Data items:
• • • • •

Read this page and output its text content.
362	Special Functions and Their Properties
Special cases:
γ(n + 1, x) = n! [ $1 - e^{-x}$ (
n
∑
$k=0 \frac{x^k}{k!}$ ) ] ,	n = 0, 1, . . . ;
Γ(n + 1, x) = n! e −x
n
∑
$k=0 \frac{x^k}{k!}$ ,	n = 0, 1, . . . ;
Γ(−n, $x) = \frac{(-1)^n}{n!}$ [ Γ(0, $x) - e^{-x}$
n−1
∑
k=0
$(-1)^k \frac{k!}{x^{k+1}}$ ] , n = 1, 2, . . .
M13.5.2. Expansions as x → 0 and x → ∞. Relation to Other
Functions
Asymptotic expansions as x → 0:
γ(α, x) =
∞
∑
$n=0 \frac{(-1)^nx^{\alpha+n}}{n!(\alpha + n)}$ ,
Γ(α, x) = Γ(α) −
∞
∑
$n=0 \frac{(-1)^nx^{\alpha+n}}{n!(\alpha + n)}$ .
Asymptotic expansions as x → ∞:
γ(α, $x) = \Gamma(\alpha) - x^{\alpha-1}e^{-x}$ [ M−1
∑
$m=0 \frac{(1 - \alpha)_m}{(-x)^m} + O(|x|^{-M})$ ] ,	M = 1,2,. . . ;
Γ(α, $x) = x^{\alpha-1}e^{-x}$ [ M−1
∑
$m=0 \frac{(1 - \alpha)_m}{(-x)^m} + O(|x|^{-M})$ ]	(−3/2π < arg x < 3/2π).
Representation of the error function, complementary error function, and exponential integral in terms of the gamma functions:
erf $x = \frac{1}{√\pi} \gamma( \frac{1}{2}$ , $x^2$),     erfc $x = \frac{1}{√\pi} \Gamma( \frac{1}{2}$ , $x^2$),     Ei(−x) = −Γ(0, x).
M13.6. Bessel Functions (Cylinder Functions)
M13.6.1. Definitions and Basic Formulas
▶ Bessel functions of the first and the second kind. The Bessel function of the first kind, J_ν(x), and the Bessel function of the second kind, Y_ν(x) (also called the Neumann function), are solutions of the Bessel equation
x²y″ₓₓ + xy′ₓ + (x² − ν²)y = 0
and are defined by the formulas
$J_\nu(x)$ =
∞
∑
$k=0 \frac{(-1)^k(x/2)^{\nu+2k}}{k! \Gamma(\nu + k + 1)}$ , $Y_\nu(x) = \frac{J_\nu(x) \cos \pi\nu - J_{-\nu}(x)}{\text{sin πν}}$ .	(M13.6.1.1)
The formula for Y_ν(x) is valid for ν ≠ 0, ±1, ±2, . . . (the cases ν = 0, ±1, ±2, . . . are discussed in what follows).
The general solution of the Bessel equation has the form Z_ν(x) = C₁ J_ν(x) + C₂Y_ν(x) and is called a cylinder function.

• • • • •

From the records above, extract every entry verbatim.

Read this page and output its text content.
362	Special Functions and Their Properties
Special cases:
γ(n + 1, x) = n! [ $1 - e^{-x}$ (
n
∑
$k=0 \frac{x^k}{k!}$ ) ] ,	n = 0, 1, . . . ;
Γ(n + 1, x) = n! e −x
n
∑
$k=0 \frac{x^k}{k!}$ ,	n = 0, 1, . . . ;
Γ(−n, $x) = \frac{(-1)^n}{n!}$ [ Γ(0, $x) - e^{-x}$
n−1
∑
k=0
$(-1)^k \frac{k!}{x^{k+1}}$ ] , n = 1, 2, . . .
M13.5.2. Expansions as x → 0 and x → ∞. Relation to Other
Functions
Asymptotic expansions as x → 0:
γ(α, x) =
∞
∑
$n=0 \frac{(-1)^nx^{\alpha+n}}{n!(\alpha + n)}$ ,
Γ(α, x) = Γ(α) −
∞
∑
$n=0 \frac{(-1)^nx^{\alpha+n}}{n!(\alpha + n)}$ .
Asymptotic expansions as x → ∞:
γ(α, $x) = \Gamma(\alpha) - x^{\alpha-1}e^{-x}$ [ M−1
∑
$m=0 \frac{(1 - \alpha)_m}{(-x)^m} + O(|x|^{-M})$ ] ,	M = 1,2,. . . ;
Γ(α, $x) = x^{\alpha-1}e^{-x}$ [ M−1
∑
$m=0 \frac{(1 - \alpha)_m}{(-x)^m} + O(|x|^{-M})$ ]	(−3/2π < arg x < 3/2π).
Representation of the error function, complementary error function, and exponential integral in terms of the gamma functions:
erf $x = \frac{1}{√\pi} \gamma( \frac{1}{2}$ , $x^2$),     erfc $x = \frac{1}{√\pi} \Gamma( \frac{1}{2}$ , $x^2$),     Ei(−x) = −Γ(0, x).
M13.6. Bessel Functions (Cylinder Functions)
M13.6.1. Definitions and Basic Formulas
▶ Bessel functions of the first and the second kind. The Bessel function of the first kind, J_ν(x), and the Bessel function of the second kind, Y_ν(x) (also called the Neumann function), are solutions of the Bessel equation
x²y″ₓₓ + xy′ₓ + (x² − ν²)y = 0
and are defined by the formulas
$J_\nu(x)$ =
∞
∑
$k=0 \frac{(-1)^k(x/2)^{\nu+2k}}{k! \Gamma(\nu + k + 1)}$ , $Y_\nu(x) = \frac{J_\nu(x) \cos \pi\nu - J_{-\nu}(x)}{\text{sin πν}}$ .	(M13.6.1.1)
The formula for Y_ν(x) is valid for ν ≠ 0, ±1, ±2, . . . (the cases ν = 0, ±1, ±2, . . . are discussed in what follows).
The general solution of the Bessel equation has the form Z_ν(x) = C₁ J_ν(x) + C₂Y_ν(x) and is called a cylinder function.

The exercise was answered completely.